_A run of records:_
----------------------------------------
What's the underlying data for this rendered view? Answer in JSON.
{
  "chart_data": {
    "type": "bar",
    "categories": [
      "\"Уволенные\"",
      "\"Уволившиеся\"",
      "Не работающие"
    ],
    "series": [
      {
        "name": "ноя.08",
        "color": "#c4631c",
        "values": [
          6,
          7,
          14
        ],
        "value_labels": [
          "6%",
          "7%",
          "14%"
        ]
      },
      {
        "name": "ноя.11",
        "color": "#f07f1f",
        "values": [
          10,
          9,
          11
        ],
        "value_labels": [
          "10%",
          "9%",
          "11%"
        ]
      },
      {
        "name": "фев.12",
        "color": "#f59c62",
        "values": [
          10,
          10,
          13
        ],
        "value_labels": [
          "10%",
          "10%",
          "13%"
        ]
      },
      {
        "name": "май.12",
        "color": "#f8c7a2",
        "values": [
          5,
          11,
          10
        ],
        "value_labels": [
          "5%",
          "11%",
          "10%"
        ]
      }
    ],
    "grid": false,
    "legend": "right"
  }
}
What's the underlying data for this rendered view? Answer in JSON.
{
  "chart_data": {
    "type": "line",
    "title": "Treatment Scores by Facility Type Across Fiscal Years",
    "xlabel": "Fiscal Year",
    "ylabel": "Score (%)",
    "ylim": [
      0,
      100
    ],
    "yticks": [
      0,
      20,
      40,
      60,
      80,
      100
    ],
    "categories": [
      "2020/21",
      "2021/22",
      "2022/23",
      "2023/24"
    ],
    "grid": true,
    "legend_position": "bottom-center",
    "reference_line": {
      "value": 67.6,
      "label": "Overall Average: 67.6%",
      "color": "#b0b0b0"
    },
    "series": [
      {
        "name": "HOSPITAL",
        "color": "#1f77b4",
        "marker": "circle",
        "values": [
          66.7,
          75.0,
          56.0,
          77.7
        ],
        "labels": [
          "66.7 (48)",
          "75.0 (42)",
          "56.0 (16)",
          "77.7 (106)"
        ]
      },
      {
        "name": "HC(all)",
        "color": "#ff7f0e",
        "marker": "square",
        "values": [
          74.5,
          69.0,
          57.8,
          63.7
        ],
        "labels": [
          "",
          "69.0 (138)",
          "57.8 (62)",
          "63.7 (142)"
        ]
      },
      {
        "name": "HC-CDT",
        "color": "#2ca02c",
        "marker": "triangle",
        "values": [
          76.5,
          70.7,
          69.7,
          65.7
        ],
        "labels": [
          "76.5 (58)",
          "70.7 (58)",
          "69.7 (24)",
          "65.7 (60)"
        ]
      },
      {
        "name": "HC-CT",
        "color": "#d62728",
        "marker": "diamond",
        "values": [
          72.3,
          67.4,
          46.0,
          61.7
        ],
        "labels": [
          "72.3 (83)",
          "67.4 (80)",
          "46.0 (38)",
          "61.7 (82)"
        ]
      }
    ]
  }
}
----------------------------------------
_OBJECTIVE:_ Transcribe every entry exactly.

_FINAL ANSWER:_
What's the underlying data for this rendered view? Answer in JSON.
{
  "chart_data": {
    "type": "bar",
    "categories": [
      "\"Уволенные\"",
      "\"Уволившиеся\"",
      "Не работающие"
    ],
    "series": [
      {
        "name": "ноя.08",
        "color": "#c4631c",
        "values": [
          6,
          7,
          14
        ],
        "value_labels": [
          "6%",
          "7%",
          "14%"
        ]
      },
      {
        "name": "ноя.11",
        "color": "#f07f1f",
        "values": [
          10,
          9,
          11
        ],
        "value_labels": [
          "10%",
          "9%",
          "11%"
        ]
      },
      {
        "name": "фев.12",
        "color": "#f59c62",
        "values": [
          10,
          10,
          13
        ],
        "value_labels": [
          "10%",
          "10%",
          "13%"
        ]
      },
      {
        "name": "май.12",
        "color": "#f8c7a2",
        "values": [
          5,
          11,
          10
        ],
        "value_labels": [
          "5%",
          "11%",
          "10%"
        ]
      }
    ],
    "grid": false,
    "legend": "right"
  }
}
What's the underlying data for this rendered view? Answer in JSON.
{
  "chart_data": {
    "type": "line",
    "title": "Treatment Scores by Facility Type Across Fiscal Years",
    "xlabel": "Fiscal Year",
    "ylabel": "Score (%)",
    "ylim": [
      0,
      100
    ],
    "yticks": [
      0,
      20,
      40,
      60,
      80,
      100
    ],
    "categories": [
      "2020/21",
      "2021/22",
      "2022/23",
      "2023/24"
    ],
    "grid": true,
    "legend_position": "bottom-center",
    "reference_line": {
      "value": 67.6,
      "label": "Overall Average: 67.6%",
      "color": "#b0b0b0"
    },
    "series": [
      {
        "name": "HOSPITAL",
        "color": "#1f77b4",
        "marker": "circle",
        "values": [
          66.7,
          75.0,
          56.0,
          77.7
        ],
        "labels": [
          "66.7 (48)",
          "75.0 (42)",
          "56.0 (16)",
          "77.7 (106)"
        ]
      },
      {
        "name": "HC(all)",
        "color": "#ff7f0e",
        "marker": "square",
        "values": [
          74.5,
          69.0,
          57.8,
          63.7
        ],
        "labels": [
          "",
          "69.0 (138)",
          "57.8 (62)",
          "63.7 (142)"
        ]
      },
      {
        "name": "HC-CDT",
        "color": "#2ca02c",
        "marker": "triangle",
        "values": [
          76.5,
          70.7,
          69.7,
          65.7
        ],
        "labels": [
          "76.5 (58)",
          "70.7 (58)",
          "69.7 (24)",
          "65.7 (60)"
        ]
      },
      {
        "name": "HC-CT",
        "color": "#d62728",
        "marker": "diamond",
        "values": [
          72.3,
          67.4,
          46.0,
          61.7
        ],
        "labels": [
          "72.3 (83)",
          "67.4 (80)",
          "46.0 (38)",
          "61.7 (82)"
        ]
      }
    ]
  }
}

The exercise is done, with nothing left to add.